begin

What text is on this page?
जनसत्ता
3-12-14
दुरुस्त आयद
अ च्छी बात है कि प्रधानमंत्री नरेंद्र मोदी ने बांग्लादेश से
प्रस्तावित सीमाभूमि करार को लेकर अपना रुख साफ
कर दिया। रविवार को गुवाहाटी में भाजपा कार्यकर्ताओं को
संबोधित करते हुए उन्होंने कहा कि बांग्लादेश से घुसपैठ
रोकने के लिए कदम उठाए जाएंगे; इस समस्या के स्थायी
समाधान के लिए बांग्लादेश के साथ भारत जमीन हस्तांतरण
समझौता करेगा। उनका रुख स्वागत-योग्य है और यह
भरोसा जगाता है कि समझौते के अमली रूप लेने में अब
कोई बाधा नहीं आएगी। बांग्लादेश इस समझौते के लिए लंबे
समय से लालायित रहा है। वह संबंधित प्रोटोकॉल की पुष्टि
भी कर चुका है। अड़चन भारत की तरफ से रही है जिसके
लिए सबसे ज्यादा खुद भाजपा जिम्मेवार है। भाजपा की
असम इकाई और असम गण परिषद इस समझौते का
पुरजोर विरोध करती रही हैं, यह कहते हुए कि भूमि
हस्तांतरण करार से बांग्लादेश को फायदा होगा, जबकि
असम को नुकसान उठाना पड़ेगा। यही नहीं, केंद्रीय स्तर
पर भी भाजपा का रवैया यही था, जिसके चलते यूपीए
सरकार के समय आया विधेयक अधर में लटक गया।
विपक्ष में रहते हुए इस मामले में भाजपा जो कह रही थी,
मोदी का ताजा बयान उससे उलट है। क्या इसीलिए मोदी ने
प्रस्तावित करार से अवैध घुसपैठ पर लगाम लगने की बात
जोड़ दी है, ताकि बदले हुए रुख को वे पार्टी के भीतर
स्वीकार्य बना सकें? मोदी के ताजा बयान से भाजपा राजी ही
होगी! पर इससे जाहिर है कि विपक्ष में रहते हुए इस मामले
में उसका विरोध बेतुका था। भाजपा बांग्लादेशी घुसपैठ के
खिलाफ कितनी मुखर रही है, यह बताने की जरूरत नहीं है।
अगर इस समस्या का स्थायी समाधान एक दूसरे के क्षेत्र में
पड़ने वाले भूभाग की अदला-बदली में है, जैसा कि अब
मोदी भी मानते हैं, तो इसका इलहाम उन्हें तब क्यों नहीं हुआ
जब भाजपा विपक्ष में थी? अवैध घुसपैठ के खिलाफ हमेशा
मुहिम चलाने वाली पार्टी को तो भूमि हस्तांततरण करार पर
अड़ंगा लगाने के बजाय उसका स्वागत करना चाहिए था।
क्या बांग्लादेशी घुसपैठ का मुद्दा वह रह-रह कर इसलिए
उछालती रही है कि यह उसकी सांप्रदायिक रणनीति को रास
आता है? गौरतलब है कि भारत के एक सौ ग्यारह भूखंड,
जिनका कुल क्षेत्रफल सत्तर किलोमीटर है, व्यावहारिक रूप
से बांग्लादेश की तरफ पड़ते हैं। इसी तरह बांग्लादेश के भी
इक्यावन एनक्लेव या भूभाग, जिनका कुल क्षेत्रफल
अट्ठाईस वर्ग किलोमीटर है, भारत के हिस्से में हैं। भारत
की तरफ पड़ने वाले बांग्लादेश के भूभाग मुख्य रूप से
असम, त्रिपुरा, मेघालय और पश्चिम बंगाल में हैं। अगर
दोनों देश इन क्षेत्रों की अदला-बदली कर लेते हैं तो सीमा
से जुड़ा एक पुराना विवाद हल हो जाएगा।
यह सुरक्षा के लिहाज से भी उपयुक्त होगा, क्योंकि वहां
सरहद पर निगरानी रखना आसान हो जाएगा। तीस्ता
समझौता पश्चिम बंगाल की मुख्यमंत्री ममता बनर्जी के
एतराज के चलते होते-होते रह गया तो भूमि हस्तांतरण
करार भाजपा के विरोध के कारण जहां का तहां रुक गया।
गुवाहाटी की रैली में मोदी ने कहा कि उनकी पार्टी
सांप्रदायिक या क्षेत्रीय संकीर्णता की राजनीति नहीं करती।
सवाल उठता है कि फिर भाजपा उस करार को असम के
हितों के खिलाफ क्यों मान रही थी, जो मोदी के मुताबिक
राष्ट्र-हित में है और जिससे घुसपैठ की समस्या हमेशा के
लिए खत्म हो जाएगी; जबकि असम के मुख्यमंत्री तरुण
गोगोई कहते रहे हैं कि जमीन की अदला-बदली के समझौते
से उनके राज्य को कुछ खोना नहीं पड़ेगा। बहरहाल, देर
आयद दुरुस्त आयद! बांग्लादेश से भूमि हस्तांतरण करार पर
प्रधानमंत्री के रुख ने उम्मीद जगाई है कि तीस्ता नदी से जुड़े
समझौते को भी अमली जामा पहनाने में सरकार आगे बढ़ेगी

end

- Directions for this task
Write the material out again word for word.

- Task output
What text is on this page?
जनसत्ता
3-12-14
दुरुस्त आयद
अ च्छी बात है कि प्रधानमंत्री नरेंद्र मोदी ने बांग्लादेश से
प्रस्तावित सीमाभूमि करार को लेकर अपना रुख साफ
कर दिया। रविवार को गुवाहाटी में भाजपा कार्यकर्ताओं को
संबोधित करते हुए उन्होंने कहा कि बांग्लादेश से घुसपैठ
रोकने के लिए कदम उठाए जाएंगे; इस समस्या के स्थायी
समाधान के लिए बांग्लादेश के साथ भारत जमीन हस्तांतरण
समझौता करेगा। उनका रुख स्वागत-योग्य है और यह
भरोसा जगाता है कि समझौते के अमली रूप लेने में अब
कोई बाधा नहीं आएगी। बांग्लादेश इस समझौते के लिए लंबे
समय से लालायित रहा है। वह संबंधित प्रोटोकॉल की पुष्टि
भी कर चुका है। अड़चन भारत की तरफ से रही है जिसके
लिए सबसे ज्यादा खुद भाजपा जिम्मेवार है। भाजपा की
असम इकाई और असम गण परिषद इस समझौते का
पुरजोर विरोध करती रही हैं, यह कहते हुए कि भूमि
हस्तांतरण करार से बांग्लादेश को फायदा होगा, जबकि
असम को नुकसान उठाना पड़ेगा। यही नहीं, केंद्रीय स्तर
पर भी भाजपा का रवैया यही था, जिसके चलते यूपीए
सरकार के समय आया विधेयक अधर में लटक गया।
विपक्ष में रहते हुए इस मामले में भाजपा जो कह रही थी,
मोदी का ताजा बयान उससे उलट है। क्या इसीलिए मोदी ने
प्रस्तावित करार से अवैध घुसपैठ पर लगाम लगने की बात
जोड़ दी है, ताकि बदले हुए रुख को वे पार्टी के भीतर
स्वीकार्य बना सकें? मोदी के ताजा बयान से भाजपा राजी ही
होगी! पर इससे जाहिर है कि विपक्ष में रहते हुए इस मामले
में उसका विरोध बेतुका था। भाजपा बांग्लादेशी घुसपैठ के
खिलाफ कितनी मुखर रही है, यह बताने की जरूरत नहीं है।
अगर इस समस्या का स्थायी समाधान एक दूसरे के क्षेत्र में
पड़ने वाले भूभाग की अदला-बदली में है, जैसा कि अब
मोदी भी मानते हैं, तो इसका इलहाम उन्हें तब क्यों नहीं हुआ
जब भाजपा विपक्ष में थी? अवैध घुसपैठ के खिलाफ हमेशा
मुहिम चलाने वाली पार्टी को तो भूमि हस्तांततरण करार पर
अड़ंगा लगाने के बजाय उसका स्वागत करना चाहिए था।
क्या बांग्लादेशी घुसपैठ का मुद्दा वह रह-रह कर इसलिए
उछालती रही है कि यह उसकी सांप्रदायिक रणनीति को रास
आता है? गौरतलब है कि भारत के एक सौ ग्यारह भूखंड,
जिनका कुल क्षेत्रफल सत्तर किलोमीटर है, व्यावहारिक रूप
से बांग्लादेश की तरफ पड़ते हैं। इसी तरह बांग्लादेश के भी
इक्यावन एनक्लेव या भूभाग, जिनका कुल क्षेत्रफल
अट्ठाईस वर्ग किलोमीटर है, भारत के हिस्से में हैं। भारत
की तरफ पड़ने वाले बांग्लादेश के भूभाग मुख्य रूप से
असम, त्रिपुरा, मेघालय और पश्चिम बंगाल में हैं। अगर
दोनों देश इन क्षेत्रों की अदला-बदली कर लेते हैं तो सीमा
से जुड़ा एक पुराना विवाद हल हो जाएगा।
यह सुरक्षा के लिहाज से भी उपयुक्त होगा, क्योंकि वहां
सरहद पर निगरानी रखना आसान हो जाएगा। तीस्ता
समझौता पश्चिम बंगाल की मुख्यमंत्री ममता बनर्जी के
एतराज के चलते होते-होते रह गया तो भूमि हस्तांतरण
करार भाजपा के विरोध के कारण जहां का तहां रुक गया।
गुवाहाटी की रैली में मोदी ने कहा कि उनकी पार्टी
सांप्रदायिक या क्षेत्रीय संकीर्णता की राजनीति नहीं करती।
सवाल उठता है कि फिर भाजपा उस करार को असम के
हितों के खिलाफ क्यों मान रही थी, जो मोदी के मुताबिक
राष्ट्र-हित में है और जिससे घुसपैठ की समस्या हमेशा के
लिए खत्म हो जाएगी; जबकि असम के मुख्यमंत्री तरुण
गोगोई कहते रहे हैं कि जमीन की अदला-बदली के समझौते
से उनके राज्य को कुछ खोना नहीं पड़ेगा। बहरहाल, देर
आयद दुरुस्त आयद! बांग्लादेश से भूमि हस्तांतरण करार पर
प्रधानमंत्री के रुख ने उम्मीद जगाई है कि तीस्ता नदी से जुड़े
समझौते को भी अमली जामा पहनाने में सरकार आगे बढ़ेगी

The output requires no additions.